THE REQUEST » Find every line in the records below that holds the word "PEYRONNET", and copy it out.

## begin

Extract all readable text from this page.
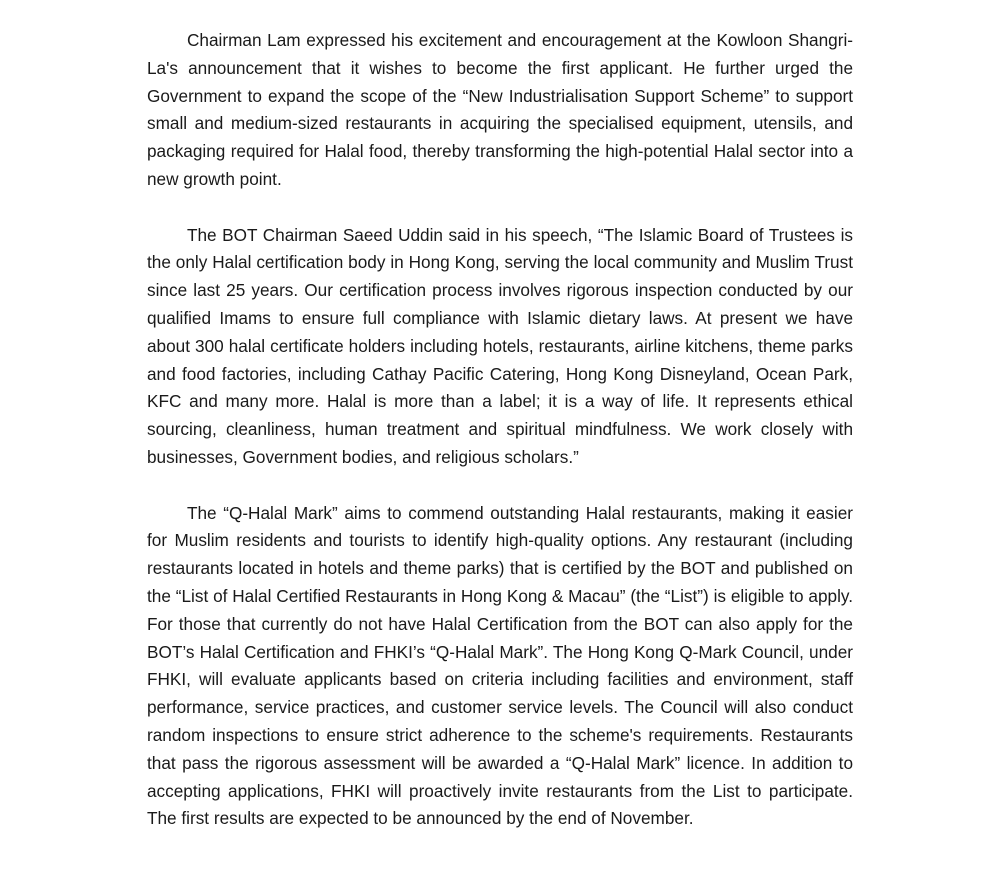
Chairman Lam expressed his excitement and encouragement at the Kowloon Shangri-La's announcement that it wishes to become the first applicant. He further urged the Government to expand the scope of the “New Industrialisation Support Scheme” to support small and medium-sized restaurants in acquiring the specialised equipment, utensils, and packaging required for Halal food, thereby transforming the high-potential Halal sector into a new growth point.

The BOT Chairman Saeed Uddin said in his speech, “The Islamic Board of Trustees is the only Halal certification body in Hong Kong, serving the local community and Muslim Trust since last 25 years. Our certification process involves rigorous inspection conducted by our qualified Imams to ensure full compliance with Islamic dietary laws. At present we have about 300 halal certificate holders including hotels, restaurants, airline kitchens, theme parks and food factories, including Cathay Pacific Catering, Hong Kong Disneyland, Ocean Park, KFC and many more. Halal is more than a label; it is a way of life. It represents ethical sourcing, cleanliness, human treatment and spiritual mindfulness. We work closely with businesses, Government bodies, and religious scholars.”

The “Q-Halal Mark” aims to commend outstanding Halal restaurants, making it easier for Muslim residents and tourists to identify high-quality options. Any restaurant (including restaurants located in hotels and theme parks) that is certified by the BOT and published on the “List of Halal Certified Restaurants in Hong Kong & Macau” (the “List”) is eligible to apply. For those that currently do not have Halal Certification from the BOT can also apply for the BOT’s Halal Certification and FHKI’s “Q-Halal Mark”. The Hong Kong Q-Mark Council, under FHKI, will evaluate applicants based on criteria including facilities and environment, staff performance, service practices, and customer service levels. The Council will also conduct random inspections to ensure strict adherence to the scheme's requirements. Restaurants that pass the rigorous assessment will be awarded a “Q-Halal Mark” licence. In addition to accepting applications, FHKI will proactively invite restaurants from the List to participate. The first results are expected to be announced by the end of November.
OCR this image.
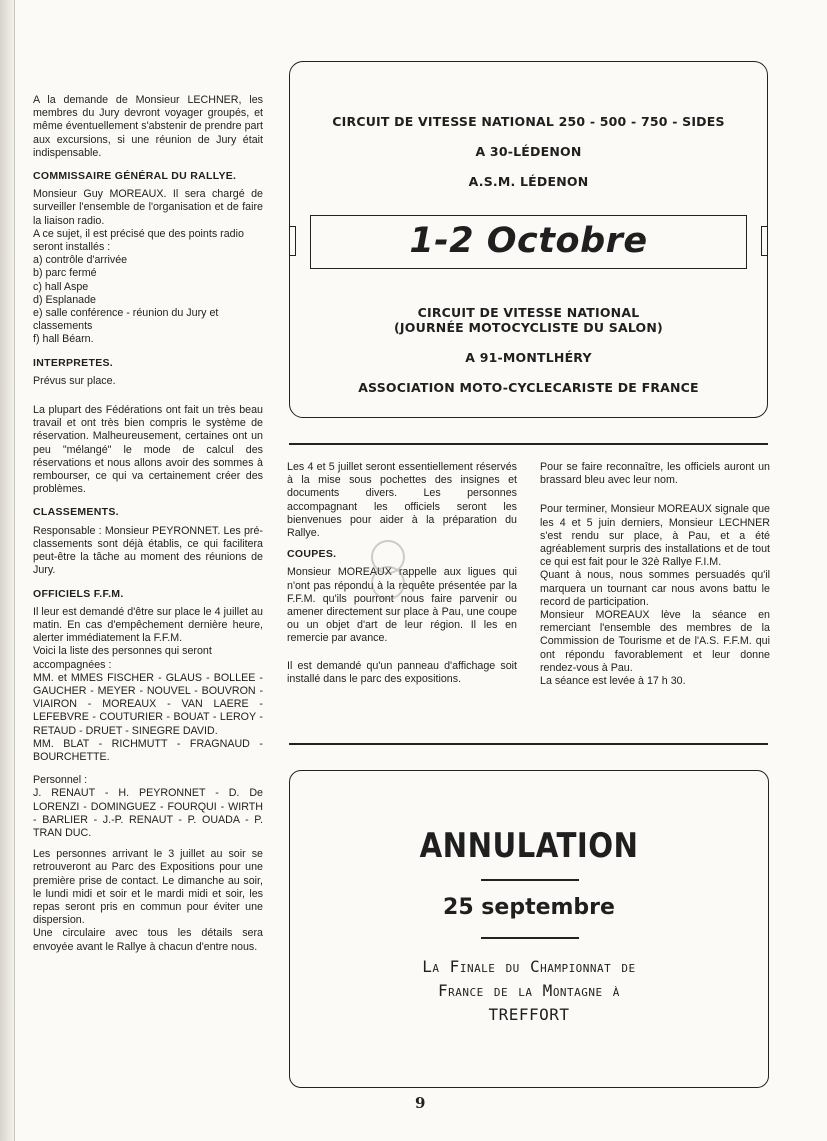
A la demande de Monsieur LECHNER, les membres du Jury devront voyager groupés, et même éventuellement s'abstenir de prendre part aux excursions, si une réunion de Jury était indispensable.

COMMISSAIRE GÉNÉRAL DU RALLYE.

Monsieur Guy MOREAUX. Il sera chargé de surveiller l'ensemble de l'organisation et de faire la liaison radio.

A ce sujet, il est précisé que des points radio seront installés :
a) contrôle d'arrivée
b) parc fermé
c) hall Aspe
d) Esplanade
e) salle conférence - réunion du Jury et classements
f) hall Béarn.
INTERPRETES.

Prévus sur place.

La plupart des Fédérations ont fait un très beau travail et ont très bien compris le système de réservation. Malheureusement, certaines ont un peu "mélangé" le mode de calcul des réservations et nous allons avoir des sommes à rembourser, ce qui va certainement créer des problèmes.

CLASSEMENTS.

Responsable : Monsieur PEYRONNET. Les pré-classements sont déjà établis, ce qui facilitera peut-être la tâche au moment des réunions de Jury.

OFFICIELS F.F.M.

Il leur est demandé d'être sur place le 4 juillet au matin. En cas d'empêchement dernière heure, alerter immédiatement la F.F.M.

Voici la liste des personnes qui seront accompagnées :
MM. et MMES FISCHER - GLAUS - BOLLEE - GAUCHER - MEYER - NOUVEL - BOUVRON - VIAIRON - MOREAUX - VAN LAERE - LEFEBVRE - COUTURIER - BOUAT - LEROY - RETAUD - DRUET - SINEGRE DAVID.

MM. BLAT - RICHMUTT - FRAGNAUD - BOURCHETTE.

Personnel :

J. RENAUT - H. PEYRONNET - D. De LORENZI - DOMINGUEZ - FOURQUI - WIRTH - BARLIER - J.-P. RENAUT - P. OUADA - P. TRAN DUC.

Les personnes arrivant le 3 juillet au soir se retrouveront au Parc des Expositions pour une première prise de contact. Le dimanche au soir, le lundi midi et soir et le mardi midi et soir, les repas seront pris en commun pour éviter une dispersion.

Une circulaire avec tous les détails sera envoyée avant le Rallye à chacun d'entre nous.

CIRCUIT DE VITESSE NATIONAL 250 - 500 - 750 - SIDES
A 30-LÉDENON
A.S.M. LÉDENON
1-2 Octobre
CIRCUIT DE VITESSE NATIONAL
(JOURNÉE MOTOCYCLISTE DU SALON)
A 91-MONTLHÉRY
ASSOCIATION MOTO-CYCLECARISTE DE FRANCE

Les 4 et 5 juillet seront essentiellement réservés à la mise sous pochettes des insignes et documents divers. Les personnes accompagnant les officiels seront les bienvenues pour aider à la préparation du Rallye.

COUPES.

Monsieur MOREAUX rappelle aux ligues qui n'ont pas répondu à la requête présentée par la F.F.M. qu'ils pourront nous faire parvenir ou amener directement sur place à Pau, une coupe ou un objet d'art de leur région. Il les en remercie par avance.

Il est demandé qu'un panneau d'affichage soit installé dans le parc des expositions.

Pour se faire reconnaître, les officiels auront un brassard bleu avec leur nom.

Pour terminer, Monsieur MOREAUX signale que les 4 et 5 juin derniers, Monsieur LECHNER s'est rendu sur place, à Pau, et a été agréablement surpris des installations et de tout ce qui est fait pour le 32è Rallye F.I.M.

Quant à nous, nous sommes persuadés qu'il marquera un tournant car nous avons battu le record de participation.

Monsieur MOREAUX lève la séance en remerciant l'ensemble des membres de la Commission de Tourisme et de l'A.S. F.F.M. qui ont répondu favorablement et leur donne rendez-vous à Pau.

La séance est levée à 17 h 30.

ANNULATION
25 septembre
La Finale du Championnat de
France de la Montagne à
TREFFORT
9
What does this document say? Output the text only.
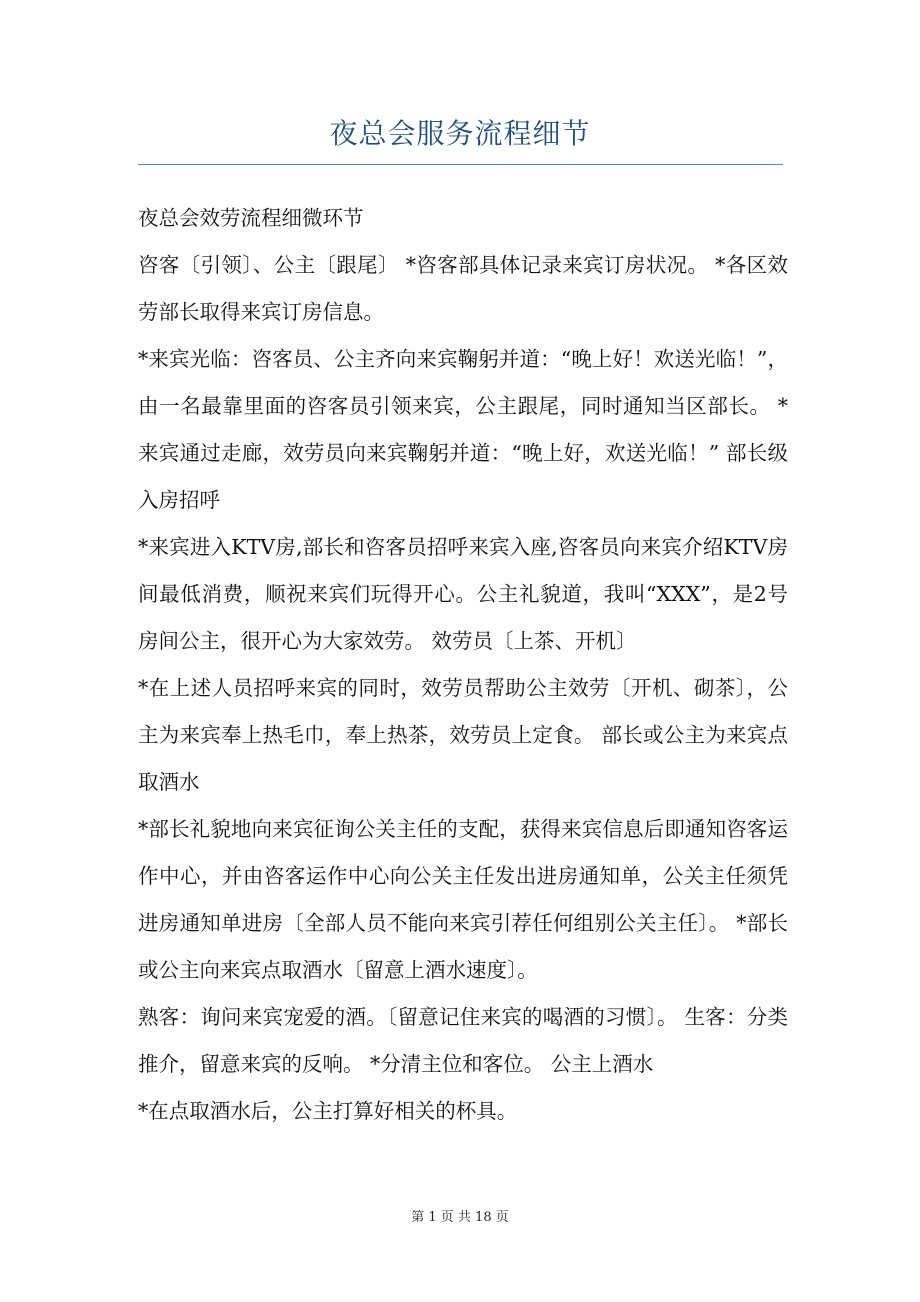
夜总会服务流程细节

夜总会效劳流程细微环节

咨客〔引领〕、公主〔跟尾〕 *咨客部具体记录来宾订房状况。 *各区效劳部长取得来宾订房信息。

*来宾光临：咨客员、公主齐向来宾鞠躬并道：“晚上好！欢送光临！”，由一名最靠里面的咨客员引领来宾，公主跟尾，同时通知当区部长。 *来宾通过走廊，效劳员向来宾鞠躬并道：“晚上好，欢送光临！” 部长级入房招呼

*来宾进入KTV房,部长和咨客员招呼来宾入座,咨客员向来宾介绍KTV房间最低消费，顺祝来宾们玩得开心。公主礼貌道，我叫“XXX”，是2号房间公主，很开心为大家效劳。 效劳员〔上茶、开机〕

*在上述人员招呼来宾的同时，效劳员帮助公主效劳〔开机、砌茶〕，公主为来宾奉上热毛巾，奉上热茶，效劳员上定食。 部长或公主为来宾点取酒水

*部长礼貌地向来宾征询公关主任的支配，获得来宾信息后即通知咨客运作中心，并由咨客运作中心向公关主任发出进房通知单，公关主任须凭进房通知单进房〔全部人员不能向来宾引荐任何组别公关主任〕。 *部长或公主向来宾点取酒水〔留意上酒水速度〕。

熟客：询问来宾宠爱的酒。〔留意记住来宾的喝酒的习惯〕。 生客：分类推介，留意来宾的反响。 *分清主位和客位。 公主上酒水

*在点取酒水后，公主打算好相关的杯具。

第 1 页 共 18 页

## end

EXERCISE OUTPUT »
Responsable : Monsieur PEYRONNET. Les pré-classements sont déjà établis, ce qui facilitera peut-être la tâche au moment des réunions de Jury.
J. RENAUT - H. PEYRONNET - D. De LORENZI - DOMINGUEZ - FOURQUI - WIRTH - BARLIER - J.-P. RENAUT - P. OUADA - P. TRAN DUC.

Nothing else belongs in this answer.